* _Information shown_
——
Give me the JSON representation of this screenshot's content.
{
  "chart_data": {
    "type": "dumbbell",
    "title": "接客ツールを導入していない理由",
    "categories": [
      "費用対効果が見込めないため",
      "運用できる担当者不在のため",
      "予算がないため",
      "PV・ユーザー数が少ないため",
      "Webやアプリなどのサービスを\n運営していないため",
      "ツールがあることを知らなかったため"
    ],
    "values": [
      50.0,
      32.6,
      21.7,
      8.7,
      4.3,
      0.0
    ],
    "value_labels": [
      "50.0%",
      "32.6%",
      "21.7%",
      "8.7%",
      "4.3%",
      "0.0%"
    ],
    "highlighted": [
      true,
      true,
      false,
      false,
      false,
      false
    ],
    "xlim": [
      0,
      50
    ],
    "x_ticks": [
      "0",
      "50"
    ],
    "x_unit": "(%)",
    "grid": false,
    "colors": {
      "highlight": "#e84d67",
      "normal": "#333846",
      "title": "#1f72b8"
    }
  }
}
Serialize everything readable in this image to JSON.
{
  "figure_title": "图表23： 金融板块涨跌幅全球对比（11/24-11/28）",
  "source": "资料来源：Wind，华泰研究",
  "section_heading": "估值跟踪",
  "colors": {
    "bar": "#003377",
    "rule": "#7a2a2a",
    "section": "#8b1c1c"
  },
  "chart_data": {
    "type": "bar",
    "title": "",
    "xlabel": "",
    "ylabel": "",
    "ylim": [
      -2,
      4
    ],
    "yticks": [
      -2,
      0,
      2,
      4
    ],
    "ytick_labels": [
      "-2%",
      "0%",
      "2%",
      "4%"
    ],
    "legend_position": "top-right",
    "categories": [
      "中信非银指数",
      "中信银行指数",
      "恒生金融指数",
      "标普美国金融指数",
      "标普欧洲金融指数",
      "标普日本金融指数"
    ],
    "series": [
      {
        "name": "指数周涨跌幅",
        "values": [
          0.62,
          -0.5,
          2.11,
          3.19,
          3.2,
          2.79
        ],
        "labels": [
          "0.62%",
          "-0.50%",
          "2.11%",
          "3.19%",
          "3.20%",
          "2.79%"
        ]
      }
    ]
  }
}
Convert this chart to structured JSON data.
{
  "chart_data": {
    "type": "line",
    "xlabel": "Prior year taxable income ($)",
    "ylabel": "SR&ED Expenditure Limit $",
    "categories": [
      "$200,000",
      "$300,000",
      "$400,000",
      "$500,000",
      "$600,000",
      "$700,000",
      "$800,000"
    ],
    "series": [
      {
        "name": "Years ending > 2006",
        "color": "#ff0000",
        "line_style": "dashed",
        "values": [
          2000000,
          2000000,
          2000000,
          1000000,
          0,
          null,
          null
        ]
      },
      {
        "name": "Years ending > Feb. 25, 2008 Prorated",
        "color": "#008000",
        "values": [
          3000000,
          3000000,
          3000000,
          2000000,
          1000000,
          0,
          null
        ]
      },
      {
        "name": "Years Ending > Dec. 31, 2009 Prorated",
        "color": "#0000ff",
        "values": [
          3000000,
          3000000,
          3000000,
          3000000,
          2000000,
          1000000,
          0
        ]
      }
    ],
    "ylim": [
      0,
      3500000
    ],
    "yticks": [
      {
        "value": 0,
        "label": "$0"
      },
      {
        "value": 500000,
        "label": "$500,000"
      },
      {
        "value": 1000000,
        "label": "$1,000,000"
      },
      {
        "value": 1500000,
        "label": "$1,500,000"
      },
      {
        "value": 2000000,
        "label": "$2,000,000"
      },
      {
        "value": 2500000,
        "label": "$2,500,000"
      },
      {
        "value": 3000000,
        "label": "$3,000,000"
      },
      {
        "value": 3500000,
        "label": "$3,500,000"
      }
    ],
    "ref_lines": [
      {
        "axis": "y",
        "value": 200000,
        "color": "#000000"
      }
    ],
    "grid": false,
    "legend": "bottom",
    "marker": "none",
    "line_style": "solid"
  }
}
——
* _Description of the task_
Select every line above that contains the word "Prorated", and copy it.

* _In response_
        "name": "Years ending > Feb. 25, 2008 Prorated",
        "name": "Years Ending > Dec. 31, 2009 Prorated",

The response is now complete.